=== PROMPT ===
Will you give every entry again exactly as it stands?

=== DATASET ===
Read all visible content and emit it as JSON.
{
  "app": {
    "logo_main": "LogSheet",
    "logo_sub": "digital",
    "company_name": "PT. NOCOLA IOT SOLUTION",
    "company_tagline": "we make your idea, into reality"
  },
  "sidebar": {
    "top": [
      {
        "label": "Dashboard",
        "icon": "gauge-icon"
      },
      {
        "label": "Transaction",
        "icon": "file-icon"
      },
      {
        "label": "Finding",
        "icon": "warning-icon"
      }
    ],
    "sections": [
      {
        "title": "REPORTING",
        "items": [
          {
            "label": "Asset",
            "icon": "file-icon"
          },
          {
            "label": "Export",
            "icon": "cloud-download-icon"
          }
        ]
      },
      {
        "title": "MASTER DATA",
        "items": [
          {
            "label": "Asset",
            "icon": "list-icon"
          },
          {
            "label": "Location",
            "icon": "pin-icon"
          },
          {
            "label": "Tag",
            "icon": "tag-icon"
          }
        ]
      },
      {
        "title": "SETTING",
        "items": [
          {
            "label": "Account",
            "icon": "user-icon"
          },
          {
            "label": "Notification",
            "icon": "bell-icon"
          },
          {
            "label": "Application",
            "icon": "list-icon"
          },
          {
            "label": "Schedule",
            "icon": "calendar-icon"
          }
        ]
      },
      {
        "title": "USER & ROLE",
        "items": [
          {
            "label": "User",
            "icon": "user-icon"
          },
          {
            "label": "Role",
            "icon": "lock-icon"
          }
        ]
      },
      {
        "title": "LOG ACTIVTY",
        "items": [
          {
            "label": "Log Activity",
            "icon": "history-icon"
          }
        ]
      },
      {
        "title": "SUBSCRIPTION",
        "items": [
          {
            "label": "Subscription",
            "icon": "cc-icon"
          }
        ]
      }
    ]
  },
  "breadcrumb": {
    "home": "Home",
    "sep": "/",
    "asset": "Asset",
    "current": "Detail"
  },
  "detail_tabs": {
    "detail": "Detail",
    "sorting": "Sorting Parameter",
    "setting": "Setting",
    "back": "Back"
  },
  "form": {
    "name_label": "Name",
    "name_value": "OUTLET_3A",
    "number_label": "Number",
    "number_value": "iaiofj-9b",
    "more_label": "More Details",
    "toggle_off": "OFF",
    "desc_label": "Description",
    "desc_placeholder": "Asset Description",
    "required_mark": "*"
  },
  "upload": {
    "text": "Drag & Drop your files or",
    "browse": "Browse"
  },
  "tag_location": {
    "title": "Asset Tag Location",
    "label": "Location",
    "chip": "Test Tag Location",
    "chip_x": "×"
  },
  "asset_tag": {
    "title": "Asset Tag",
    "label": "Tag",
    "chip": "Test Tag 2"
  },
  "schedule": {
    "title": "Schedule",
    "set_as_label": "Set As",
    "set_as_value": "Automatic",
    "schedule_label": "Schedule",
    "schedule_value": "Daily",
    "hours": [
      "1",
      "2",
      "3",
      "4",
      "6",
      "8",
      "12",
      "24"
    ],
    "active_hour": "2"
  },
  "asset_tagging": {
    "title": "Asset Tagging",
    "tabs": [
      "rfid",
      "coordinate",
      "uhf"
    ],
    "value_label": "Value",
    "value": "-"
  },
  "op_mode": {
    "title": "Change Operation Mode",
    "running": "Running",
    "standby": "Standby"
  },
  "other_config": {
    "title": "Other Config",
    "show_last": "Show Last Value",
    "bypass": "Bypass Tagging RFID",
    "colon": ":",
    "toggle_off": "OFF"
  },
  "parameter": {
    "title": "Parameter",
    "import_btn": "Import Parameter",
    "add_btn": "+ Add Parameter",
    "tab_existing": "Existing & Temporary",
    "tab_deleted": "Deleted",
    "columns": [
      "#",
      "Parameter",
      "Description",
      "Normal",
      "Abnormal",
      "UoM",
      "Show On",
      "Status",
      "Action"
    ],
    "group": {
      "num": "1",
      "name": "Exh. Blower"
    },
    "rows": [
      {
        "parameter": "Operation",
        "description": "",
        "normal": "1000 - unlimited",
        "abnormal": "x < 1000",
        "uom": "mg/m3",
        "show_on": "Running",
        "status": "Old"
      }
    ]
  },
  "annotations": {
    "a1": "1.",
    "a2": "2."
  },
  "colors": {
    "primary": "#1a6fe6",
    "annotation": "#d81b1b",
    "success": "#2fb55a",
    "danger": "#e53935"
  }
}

=== RESULT OF THIS TASK ===
Read all visible content and emit it as JSON.
{
  "app": {
    "logo_main": "LogSheet",
    "logo_sub": "digital",
    "company_name": "PT. NOCOLA IOT SOLUTION",
    "company_tagline": "we make your idea, into reality"
  },
  "sidebar": {
    "top": [
      {
        "label": "Dashboard",
        "icon": "gauge-icon"
      },
      {
        "label": "Transaction",
        "icon": "file-icon"
      },
      {
        "label": "Finding",
        "icon": "warning-icon"
      }
    ],
    "sections": [
      {
        "title": "REPORTING",
        "items": [
          {
            "label": "Asset",
            "icon": "file-icon"
          },
          {
            "label": "Export",
            "icon": "cloud-download-icon"
          }
        ]
      },
      {
        "title": "MASTER DATA",
        "items": [
          {
            "label": "Asset",
            "icon": "list-icon"
          },
          {
            "label": "Location",
            "icon": "pin-icon"
          },
          {
            "label": "Tag",
            "icon": "tag-icon"
          }
        ]
      },
      {
        "title": "SETTING",
        "items": [
          {
            "label": "Account",
            "icon": "user-icon"
          },
          {
            "label": "Notification",
            "icon": "bell-icon"
          },
          {
            "label": "Application",
            "icon": "list-icon"
          },
          {
            "label": "Schedule",
            "icon": "calendar-icon"
          }
        ]
      },
      {
        "title": "USER & ROLE",
        "items": [
          {
            "label": "User",
            "icon": "user-icon"
          },
          {
            "label": "Role",
            "icon": "lock-icon"
          }
        ]
      },
      {
        "title": "LOG ACTIVTY",
        "items": [
          {
            "label": "Log Activity",
            "icon": "history-icon"
          }
        ]
      },
      {
        "title": "SUBSCRIPTION",
        "items": [
          {
            "label": "Subscription",
            "icon": "cc-icon"
          }
        ]
      }
    ]
  },
  "breadcrumb": {
    "home": "Home",
    "sep": "/",
    "asset": "Asset",
    "current": "Detail"
  },
  "detail_tabs": {
    "detail": "Detail",
    "sorting": "Sorting Parameter",
    "setting": "Setting",
    "back": "Back"
  },
  "form": {
    "name_label": "Name",
    "name_value": "OUTLET_3A",
    "number_label": "Number",
    "number_value": "iaiofj-9b",
    "more_label": "More Details",
    "toggle_off": "OFF",
    "desc_label": "Description",
    "desc_placeholder": "Asset Description",
    "required_mark": "*"
  },
  "upload": {
    "text": "Drag & Drop your files or",
    "browse": "Browse"
  },
  "tag_location": {
    "title": "Asset Tag Location",
    "label": "Location",
    "chip": "Test Tag Location",
    "chip_x": "×"
  },
  "asset_tag": {
    "title": "Asset Tag",
    "label": "Tag",
    "chip": "Test Tag 2"
  },
  "schedule": {
    "title": "Schedule",
    "set_as_label": "Set As",
    "set_as_value": "Automatic",
    "schedule_label": "Schedule",
    "schedule_value": "Daily",
    "hours": [
      "1",
      "2",
      "3",
      "4",
      "6",
      "8",
      "12",
      "24"
    ],
    "active_hour": "2"
  },
  "asset_tagging": {
    "title": "Asset Tagging",
    "tabs": [
      "rfid",
      "coordinate",
      "uhf"
    ],
    "value_label": "Value",
    "value": "-"
  },
  "op_mode": {
    "title": "Change Operation Mode",
    "running": "Running",
    "standby": "Standby"
  },
  "other_config": {
    "title": "Other Config",
    "show_last": "Show Last Value",
    "bypass": "Bypass Tagging RFID",
    "colon": ":",
    "toggle_off": "OFF"
  },
  "parameter": {
    "title": "Parameter",
    "import_btn": "Import Parameter",
    "add_btn": "+ Add Parameter",
    "tab_existing": "Existing & Temporary",
    "tab_deleted": "Deleted",
    "columns": [
      "#",
      "Parameter",
      "Description",
      "Normal",
      "Abnormal",
      "UoM",
      "Show On",
      "Status",
      "Action"
    ],
    "group": {
      "num": "1",
      "name": "Exh. Blower"
    },
    "rows": [
      {
        "parameter": "Operation",
        "description": "",
        "normal": "1000 - unlimited",
        "abnormal": "x < 1000",
        "uom": "mg/m3",
        "show_on": "Running",
        "status": "Old"
      }
    ]
  },
  "annotations": {
    "a1": "1.",
    "a2": "2."
  },
  "colors": {
    "primary": "#1a6fe6",
    "annotation": "#d81b1b",
    "success": "#2fb55a",
    "danger": "#e53935"
  }
}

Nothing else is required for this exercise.